▶ _Available data_
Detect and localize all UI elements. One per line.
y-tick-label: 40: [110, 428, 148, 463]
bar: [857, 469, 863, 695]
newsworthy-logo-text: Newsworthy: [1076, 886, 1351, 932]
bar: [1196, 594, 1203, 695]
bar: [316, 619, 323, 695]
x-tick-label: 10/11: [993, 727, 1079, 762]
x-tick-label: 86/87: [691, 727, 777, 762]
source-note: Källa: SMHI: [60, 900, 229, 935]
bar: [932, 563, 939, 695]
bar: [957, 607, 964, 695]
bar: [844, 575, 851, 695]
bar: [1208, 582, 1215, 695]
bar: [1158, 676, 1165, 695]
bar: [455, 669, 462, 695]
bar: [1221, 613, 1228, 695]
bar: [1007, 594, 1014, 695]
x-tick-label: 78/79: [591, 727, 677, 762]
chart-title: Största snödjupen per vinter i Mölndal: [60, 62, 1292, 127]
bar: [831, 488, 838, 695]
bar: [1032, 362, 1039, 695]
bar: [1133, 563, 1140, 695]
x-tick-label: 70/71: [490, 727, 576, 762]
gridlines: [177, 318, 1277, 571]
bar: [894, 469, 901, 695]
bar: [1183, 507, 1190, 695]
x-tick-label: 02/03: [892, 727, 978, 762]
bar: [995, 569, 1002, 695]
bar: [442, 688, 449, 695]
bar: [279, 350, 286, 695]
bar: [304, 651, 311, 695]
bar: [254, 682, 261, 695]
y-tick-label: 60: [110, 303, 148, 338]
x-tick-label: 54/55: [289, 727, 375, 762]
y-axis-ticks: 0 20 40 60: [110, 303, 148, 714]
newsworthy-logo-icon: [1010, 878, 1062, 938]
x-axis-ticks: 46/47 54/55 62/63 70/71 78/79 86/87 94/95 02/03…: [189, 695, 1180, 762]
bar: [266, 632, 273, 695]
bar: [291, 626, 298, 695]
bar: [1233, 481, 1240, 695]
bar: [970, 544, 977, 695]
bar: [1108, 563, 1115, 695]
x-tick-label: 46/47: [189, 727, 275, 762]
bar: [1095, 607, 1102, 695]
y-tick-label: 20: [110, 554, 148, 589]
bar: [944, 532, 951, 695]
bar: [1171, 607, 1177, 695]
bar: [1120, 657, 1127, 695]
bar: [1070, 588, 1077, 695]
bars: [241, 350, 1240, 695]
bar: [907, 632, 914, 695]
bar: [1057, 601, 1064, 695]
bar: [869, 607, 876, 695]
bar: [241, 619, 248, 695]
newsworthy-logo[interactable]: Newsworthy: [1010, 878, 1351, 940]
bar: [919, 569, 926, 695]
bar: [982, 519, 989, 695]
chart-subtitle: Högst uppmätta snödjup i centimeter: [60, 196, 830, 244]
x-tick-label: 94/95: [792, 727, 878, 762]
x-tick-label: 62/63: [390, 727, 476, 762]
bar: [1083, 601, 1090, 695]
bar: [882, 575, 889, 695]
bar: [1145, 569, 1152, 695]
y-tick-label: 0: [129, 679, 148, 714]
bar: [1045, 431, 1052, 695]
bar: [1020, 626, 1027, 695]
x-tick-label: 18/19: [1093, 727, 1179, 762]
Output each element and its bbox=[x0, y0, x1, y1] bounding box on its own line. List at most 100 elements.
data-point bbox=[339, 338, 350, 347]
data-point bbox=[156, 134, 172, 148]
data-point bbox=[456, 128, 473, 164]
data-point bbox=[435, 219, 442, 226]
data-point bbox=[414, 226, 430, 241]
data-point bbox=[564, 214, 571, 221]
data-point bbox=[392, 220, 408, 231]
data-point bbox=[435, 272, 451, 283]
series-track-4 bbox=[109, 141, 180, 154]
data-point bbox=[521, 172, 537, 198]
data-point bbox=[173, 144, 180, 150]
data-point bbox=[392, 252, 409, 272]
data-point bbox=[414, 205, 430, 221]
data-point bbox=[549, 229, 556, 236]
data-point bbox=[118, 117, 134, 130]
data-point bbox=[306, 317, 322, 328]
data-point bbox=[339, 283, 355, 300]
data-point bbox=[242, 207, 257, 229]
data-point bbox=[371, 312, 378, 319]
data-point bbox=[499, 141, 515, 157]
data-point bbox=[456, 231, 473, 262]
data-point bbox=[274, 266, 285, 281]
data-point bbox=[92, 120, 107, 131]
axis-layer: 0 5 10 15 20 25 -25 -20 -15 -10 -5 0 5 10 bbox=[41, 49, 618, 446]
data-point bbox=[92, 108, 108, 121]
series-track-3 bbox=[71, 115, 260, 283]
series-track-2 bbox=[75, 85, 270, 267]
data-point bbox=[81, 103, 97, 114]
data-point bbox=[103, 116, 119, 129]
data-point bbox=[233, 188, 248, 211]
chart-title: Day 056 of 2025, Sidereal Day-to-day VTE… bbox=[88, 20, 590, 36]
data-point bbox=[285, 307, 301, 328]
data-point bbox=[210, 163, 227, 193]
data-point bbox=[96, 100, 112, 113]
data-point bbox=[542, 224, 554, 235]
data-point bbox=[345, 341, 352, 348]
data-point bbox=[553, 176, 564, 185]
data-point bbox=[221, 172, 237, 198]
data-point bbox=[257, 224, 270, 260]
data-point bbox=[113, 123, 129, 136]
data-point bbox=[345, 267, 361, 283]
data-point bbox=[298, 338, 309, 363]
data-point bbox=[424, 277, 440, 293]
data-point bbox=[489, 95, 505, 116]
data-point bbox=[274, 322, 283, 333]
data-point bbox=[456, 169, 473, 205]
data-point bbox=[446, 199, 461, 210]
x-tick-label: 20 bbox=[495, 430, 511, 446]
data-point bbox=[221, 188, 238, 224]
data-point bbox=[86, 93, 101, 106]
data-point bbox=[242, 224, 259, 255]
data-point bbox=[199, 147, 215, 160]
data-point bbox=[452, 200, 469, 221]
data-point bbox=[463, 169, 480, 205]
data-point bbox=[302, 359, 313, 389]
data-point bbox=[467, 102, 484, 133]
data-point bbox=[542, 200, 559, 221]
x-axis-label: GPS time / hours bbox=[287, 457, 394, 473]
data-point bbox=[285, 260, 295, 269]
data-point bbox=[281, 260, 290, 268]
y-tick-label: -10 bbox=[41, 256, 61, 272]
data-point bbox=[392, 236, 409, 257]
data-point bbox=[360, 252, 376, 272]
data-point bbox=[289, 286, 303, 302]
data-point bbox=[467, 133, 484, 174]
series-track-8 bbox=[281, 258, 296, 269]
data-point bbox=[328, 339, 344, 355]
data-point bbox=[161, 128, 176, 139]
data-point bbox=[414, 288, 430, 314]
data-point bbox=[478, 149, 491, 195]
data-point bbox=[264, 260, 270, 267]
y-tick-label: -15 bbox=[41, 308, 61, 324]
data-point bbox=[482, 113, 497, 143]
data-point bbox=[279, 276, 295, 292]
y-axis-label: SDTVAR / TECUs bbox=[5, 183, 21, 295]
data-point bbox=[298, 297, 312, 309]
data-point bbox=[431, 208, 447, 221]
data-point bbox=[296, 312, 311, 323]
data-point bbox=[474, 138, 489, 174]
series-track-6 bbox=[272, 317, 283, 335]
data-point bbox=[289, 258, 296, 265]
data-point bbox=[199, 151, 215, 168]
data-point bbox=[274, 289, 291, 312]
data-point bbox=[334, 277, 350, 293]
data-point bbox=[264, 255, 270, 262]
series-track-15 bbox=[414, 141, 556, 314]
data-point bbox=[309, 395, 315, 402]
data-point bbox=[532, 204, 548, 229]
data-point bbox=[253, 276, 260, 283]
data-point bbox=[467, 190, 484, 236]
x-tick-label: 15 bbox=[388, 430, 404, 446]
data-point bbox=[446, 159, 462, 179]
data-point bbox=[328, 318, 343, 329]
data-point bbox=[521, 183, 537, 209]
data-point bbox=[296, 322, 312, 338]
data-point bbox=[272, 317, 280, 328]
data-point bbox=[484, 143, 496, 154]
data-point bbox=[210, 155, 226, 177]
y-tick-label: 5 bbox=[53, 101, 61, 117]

▶ _Stated task_
Quote the entries word for word, from the first line of the entries through the line with "bar: [1208, 582, 1215, 695]", including that line.

▶ _Reply_
Detect and localize all UI elements. One per line.
y-tick-label: 40: [110, 428, 148, 463]
bar: [857, 469, 863, 695]
newsworthy-logo-text: Newsworthy: [1076, 886, 1351, 932]
bar: [1196, 594, 1203, 695]
bar: [316, 619, 323, 695]
x-tick-label: 10/11: [993, 727, 1079, 762]
x-tick-label: 86/87: [691, 727, 777, 762]
source-note: Källa: SMHI: [60, 900, 229, 935]
bar: [932, 563, 939, 695]
bar: [957, 607, 964, 695]
bar: [844, 575, 851, 695]
bar: [1208, 582, 1215, 695]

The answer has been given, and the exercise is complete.